What needs to be done: Can you restate the records below word for word?

Data to process:
^^^^

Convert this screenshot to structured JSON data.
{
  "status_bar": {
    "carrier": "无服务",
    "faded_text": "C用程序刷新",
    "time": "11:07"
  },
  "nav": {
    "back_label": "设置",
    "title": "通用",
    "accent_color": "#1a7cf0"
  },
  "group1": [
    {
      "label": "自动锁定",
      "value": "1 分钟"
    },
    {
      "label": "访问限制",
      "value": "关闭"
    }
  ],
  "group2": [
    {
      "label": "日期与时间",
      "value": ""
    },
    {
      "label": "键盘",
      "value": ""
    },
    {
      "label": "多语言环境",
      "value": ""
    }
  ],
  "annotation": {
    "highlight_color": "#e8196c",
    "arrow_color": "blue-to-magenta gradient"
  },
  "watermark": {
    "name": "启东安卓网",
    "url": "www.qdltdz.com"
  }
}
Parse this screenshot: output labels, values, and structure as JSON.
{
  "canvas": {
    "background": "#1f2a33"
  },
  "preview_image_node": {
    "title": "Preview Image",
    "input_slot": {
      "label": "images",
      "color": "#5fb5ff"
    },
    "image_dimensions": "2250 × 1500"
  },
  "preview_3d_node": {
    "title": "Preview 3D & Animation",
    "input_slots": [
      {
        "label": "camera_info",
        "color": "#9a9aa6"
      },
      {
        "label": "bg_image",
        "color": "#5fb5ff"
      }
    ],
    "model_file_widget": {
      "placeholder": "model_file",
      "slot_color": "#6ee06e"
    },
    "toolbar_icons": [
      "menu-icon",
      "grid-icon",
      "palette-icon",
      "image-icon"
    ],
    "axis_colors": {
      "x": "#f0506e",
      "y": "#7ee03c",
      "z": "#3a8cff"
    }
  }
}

^^^^

Answer for this exercise:
Convert this screenshot to structured JSON data.
{
  "status_bar": {
    "carrier": "无服务",
    "faded_text": "C用程序刷新",
    "time": "11:07"
  },
  "nav": {
    "back_label": "设置",
    "title": "通用",
    "accent_color": "#1a7cf0"
  },
  "group1": [
    {
      "label": "自动锁定",
      "value": "1 分钟"
    },
    {
      "label": "访问限制",
      "value": "关闭"
    }
  ],
  "group2": [
    {
      "label": "日期与时间",
      "value": ""
    },
    {
      "label": "键盘",
      "value": ""
    },
    {
      "label": "多语言环境",
      "value": ""
    }
  ],
  "annotation": {
    "highlight_color": "#e8196c",
    "arrow_color": "blue-to-magenta gradient"
  },
  "watermark": {
    "name": "启东安卓网",
    "url": "www.qdltdz.com"
  }
}
Parse this screenshot: output labels, values, and structure as JSON.
{
  "canvas": {
    "background": "#1f2a33"
  },
  "preview_image_node": {
    "title": "Preview Image",
    "input_slot": {
      "label": "images",
      "color": "#5fb5ff"
    },
    "image_dimensions": "2250 × 1500"
  },
  "preview_3d_node": {
    "title": "Preview 3D & Animation",
    "input_slots": [
      {
        "label": "camera_info",
        "color": "#9a9aa6"
      },
      {
        "label": "bg_image",
        "color": "#5fb5ff"
      }
    ],
    "model_file_widget": {
      "placeholder": "model_file",
      "slot_color": "#6ee06e"
    },
    "toolbar_icons": [
      "menu-icon",
      "grid-icon",
      "palette-icon",
      "image-icon"
    ],
    "axis_colors": {
      "x": "#f0506e",
      "y": "#7ee03c",
      "z": "#3a8cff"
    }
  }
}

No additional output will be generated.